[Begin]

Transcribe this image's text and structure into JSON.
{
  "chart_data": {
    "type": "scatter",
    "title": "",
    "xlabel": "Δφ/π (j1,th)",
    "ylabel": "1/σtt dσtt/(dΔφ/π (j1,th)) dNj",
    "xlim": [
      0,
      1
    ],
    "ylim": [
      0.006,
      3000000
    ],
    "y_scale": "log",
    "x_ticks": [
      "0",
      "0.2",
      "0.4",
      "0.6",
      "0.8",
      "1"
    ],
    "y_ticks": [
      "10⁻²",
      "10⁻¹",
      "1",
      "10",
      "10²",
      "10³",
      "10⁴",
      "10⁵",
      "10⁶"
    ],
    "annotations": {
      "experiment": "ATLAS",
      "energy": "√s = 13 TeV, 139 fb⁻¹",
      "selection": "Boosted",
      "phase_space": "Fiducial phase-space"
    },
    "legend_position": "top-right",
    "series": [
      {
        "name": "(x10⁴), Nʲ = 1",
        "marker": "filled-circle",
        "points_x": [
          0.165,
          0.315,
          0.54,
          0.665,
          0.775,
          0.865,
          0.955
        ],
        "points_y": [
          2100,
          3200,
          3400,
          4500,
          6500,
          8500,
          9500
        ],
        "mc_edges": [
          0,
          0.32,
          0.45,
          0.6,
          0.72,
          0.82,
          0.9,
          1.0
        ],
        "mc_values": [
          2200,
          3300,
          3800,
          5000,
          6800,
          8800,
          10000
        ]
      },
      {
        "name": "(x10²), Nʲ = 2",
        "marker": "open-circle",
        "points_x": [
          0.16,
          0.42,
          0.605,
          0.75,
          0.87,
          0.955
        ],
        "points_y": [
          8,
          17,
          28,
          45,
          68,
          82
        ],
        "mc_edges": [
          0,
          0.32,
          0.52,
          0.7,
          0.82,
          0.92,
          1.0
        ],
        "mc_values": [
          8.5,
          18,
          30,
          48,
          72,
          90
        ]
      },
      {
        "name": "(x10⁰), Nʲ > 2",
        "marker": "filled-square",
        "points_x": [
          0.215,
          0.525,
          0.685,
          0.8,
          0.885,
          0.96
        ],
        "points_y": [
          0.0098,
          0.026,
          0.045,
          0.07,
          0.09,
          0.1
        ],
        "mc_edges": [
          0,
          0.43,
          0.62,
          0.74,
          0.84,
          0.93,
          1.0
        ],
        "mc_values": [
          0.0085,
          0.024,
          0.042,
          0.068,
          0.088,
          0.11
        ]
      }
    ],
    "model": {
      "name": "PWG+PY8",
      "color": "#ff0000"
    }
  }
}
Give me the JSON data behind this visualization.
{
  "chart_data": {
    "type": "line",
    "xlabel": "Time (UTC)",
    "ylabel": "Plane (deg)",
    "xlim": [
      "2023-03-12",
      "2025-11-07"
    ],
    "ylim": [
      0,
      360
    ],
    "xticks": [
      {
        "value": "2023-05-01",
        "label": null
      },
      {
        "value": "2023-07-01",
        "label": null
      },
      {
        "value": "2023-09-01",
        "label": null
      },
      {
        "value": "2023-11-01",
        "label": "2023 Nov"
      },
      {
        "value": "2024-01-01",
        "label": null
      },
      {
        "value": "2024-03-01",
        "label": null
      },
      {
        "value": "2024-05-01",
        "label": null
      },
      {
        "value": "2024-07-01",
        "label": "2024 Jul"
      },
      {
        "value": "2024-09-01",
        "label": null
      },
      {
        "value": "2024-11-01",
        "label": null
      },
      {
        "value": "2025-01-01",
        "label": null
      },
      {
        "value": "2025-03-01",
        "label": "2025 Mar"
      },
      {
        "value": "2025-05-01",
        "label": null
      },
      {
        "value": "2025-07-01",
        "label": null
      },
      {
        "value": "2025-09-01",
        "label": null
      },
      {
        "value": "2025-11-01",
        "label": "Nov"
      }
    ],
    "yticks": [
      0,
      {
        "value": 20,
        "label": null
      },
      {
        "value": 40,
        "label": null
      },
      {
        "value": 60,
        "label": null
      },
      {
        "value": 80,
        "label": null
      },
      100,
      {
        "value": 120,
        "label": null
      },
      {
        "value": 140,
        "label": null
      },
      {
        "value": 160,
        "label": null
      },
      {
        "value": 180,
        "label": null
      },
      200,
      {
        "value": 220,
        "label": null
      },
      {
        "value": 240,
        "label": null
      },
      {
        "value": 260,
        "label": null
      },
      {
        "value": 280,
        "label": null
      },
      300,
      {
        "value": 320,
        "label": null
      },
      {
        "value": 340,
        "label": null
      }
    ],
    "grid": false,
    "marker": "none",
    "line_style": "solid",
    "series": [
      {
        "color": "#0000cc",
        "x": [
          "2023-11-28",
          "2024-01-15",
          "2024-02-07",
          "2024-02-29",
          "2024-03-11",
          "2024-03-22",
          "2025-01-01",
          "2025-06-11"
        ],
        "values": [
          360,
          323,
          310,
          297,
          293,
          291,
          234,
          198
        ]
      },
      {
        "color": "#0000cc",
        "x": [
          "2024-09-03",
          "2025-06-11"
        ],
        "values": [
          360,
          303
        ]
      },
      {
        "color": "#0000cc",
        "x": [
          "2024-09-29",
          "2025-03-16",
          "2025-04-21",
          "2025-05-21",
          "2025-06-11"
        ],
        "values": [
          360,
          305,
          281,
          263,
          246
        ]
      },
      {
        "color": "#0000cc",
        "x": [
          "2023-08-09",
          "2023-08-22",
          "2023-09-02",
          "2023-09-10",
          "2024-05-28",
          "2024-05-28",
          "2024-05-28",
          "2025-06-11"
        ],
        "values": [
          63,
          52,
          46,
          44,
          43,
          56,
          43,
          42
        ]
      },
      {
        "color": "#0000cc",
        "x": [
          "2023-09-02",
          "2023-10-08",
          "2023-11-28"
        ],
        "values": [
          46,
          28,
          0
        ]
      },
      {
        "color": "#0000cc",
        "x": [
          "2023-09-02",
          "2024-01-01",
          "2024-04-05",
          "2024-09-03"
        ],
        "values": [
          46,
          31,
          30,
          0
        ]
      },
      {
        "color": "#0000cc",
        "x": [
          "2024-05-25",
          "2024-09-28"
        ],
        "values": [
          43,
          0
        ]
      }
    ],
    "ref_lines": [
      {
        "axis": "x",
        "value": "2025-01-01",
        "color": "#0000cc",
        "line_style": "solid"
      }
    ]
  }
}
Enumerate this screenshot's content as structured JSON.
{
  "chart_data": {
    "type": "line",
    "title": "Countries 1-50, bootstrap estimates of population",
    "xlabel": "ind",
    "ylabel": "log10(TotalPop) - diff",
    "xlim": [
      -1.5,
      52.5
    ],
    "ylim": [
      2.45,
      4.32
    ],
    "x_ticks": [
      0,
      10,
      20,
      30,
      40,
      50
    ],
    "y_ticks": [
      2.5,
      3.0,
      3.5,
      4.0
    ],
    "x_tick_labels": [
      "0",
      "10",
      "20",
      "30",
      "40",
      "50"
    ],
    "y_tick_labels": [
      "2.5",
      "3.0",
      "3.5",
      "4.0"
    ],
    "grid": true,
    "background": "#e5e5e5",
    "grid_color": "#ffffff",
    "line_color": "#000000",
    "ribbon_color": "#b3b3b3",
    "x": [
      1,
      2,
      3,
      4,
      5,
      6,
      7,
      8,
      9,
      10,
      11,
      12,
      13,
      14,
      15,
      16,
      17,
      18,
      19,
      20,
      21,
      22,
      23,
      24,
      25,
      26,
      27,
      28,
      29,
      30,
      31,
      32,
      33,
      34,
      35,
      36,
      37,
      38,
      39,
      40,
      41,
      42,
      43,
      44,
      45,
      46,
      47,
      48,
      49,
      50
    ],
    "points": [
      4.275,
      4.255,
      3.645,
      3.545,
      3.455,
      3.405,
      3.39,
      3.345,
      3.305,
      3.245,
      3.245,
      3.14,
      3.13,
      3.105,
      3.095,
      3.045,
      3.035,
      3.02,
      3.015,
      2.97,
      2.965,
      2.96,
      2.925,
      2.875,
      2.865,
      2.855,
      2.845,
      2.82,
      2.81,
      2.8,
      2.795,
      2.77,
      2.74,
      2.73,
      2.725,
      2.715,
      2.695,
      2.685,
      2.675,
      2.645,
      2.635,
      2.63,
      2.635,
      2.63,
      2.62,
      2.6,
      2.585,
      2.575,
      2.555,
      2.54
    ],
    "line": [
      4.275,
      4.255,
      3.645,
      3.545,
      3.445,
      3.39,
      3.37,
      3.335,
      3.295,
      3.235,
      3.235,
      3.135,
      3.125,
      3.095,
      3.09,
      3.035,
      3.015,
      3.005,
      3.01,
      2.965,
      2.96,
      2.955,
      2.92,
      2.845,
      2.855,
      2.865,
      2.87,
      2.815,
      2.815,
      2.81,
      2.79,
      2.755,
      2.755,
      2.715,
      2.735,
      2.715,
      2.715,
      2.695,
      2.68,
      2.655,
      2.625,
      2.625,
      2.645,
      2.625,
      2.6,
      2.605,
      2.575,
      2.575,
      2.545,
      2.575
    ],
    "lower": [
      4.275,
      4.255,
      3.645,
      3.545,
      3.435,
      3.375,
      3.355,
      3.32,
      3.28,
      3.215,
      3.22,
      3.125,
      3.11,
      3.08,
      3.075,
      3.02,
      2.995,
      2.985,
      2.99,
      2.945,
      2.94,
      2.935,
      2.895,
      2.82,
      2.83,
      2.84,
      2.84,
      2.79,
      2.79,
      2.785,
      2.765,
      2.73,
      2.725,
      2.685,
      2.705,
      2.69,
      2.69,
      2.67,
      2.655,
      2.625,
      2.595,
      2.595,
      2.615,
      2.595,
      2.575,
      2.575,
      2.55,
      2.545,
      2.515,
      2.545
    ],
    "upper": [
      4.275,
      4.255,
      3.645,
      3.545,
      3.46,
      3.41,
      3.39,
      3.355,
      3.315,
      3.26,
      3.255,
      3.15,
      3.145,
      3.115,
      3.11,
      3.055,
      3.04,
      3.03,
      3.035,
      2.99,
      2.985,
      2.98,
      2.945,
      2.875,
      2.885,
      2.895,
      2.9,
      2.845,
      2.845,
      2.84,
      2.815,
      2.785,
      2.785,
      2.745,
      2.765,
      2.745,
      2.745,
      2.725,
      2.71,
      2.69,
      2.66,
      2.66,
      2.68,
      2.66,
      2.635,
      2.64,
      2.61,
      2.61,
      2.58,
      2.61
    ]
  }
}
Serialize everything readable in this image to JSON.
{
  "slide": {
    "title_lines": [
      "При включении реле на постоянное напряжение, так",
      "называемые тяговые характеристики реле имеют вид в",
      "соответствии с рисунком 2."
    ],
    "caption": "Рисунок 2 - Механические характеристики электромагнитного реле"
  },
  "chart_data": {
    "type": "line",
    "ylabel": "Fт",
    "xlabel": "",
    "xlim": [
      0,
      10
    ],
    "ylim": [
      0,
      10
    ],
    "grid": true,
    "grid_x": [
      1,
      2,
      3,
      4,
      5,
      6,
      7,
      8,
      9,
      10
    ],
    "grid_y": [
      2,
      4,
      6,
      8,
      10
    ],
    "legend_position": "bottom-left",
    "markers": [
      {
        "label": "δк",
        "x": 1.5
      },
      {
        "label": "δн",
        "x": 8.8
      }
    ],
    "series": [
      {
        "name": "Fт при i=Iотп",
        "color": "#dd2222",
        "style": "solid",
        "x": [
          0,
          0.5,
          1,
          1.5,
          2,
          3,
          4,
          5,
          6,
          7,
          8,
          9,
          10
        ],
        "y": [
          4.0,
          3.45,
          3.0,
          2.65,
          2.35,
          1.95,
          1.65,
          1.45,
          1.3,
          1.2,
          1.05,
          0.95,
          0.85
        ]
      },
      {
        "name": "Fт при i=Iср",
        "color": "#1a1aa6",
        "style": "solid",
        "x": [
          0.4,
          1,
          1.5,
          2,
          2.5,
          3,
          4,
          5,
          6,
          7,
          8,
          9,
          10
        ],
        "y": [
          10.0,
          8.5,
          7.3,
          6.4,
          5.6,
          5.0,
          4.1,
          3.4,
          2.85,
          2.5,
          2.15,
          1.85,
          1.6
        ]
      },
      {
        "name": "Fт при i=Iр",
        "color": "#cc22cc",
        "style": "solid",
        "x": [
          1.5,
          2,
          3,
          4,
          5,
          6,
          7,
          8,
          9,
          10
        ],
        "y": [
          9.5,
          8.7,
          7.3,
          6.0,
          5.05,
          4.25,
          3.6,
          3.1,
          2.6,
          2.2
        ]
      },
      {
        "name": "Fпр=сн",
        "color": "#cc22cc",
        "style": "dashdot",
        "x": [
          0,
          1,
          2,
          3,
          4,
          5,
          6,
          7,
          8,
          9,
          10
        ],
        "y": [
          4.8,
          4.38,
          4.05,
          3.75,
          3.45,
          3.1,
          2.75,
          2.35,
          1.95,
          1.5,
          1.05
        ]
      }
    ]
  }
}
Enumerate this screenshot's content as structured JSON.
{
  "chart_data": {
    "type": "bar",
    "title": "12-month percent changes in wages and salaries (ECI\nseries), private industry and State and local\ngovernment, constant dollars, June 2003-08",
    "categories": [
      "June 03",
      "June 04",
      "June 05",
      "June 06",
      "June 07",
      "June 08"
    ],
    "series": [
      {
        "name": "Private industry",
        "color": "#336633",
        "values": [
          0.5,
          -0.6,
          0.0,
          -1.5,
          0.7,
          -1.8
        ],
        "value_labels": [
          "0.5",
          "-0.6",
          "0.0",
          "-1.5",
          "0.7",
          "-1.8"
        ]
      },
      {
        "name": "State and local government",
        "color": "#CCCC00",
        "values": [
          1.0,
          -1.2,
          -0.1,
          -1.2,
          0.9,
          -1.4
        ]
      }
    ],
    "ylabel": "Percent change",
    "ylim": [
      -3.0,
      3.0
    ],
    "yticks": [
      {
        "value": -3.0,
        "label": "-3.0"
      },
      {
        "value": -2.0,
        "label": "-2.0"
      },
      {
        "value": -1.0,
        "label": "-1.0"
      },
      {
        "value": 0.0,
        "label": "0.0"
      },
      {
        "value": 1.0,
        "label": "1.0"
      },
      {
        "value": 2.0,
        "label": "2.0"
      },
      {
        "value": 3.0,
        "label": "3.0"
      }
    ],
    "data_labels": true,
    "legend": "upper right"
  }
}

[End]

**EXERCISE GOAL**
Look through the data and gather every line with the string "image" in it.

**FINISHED ANSWER**
Transcribe this image's text and structure into JSON.
Serialize everything readable in this image to JSON.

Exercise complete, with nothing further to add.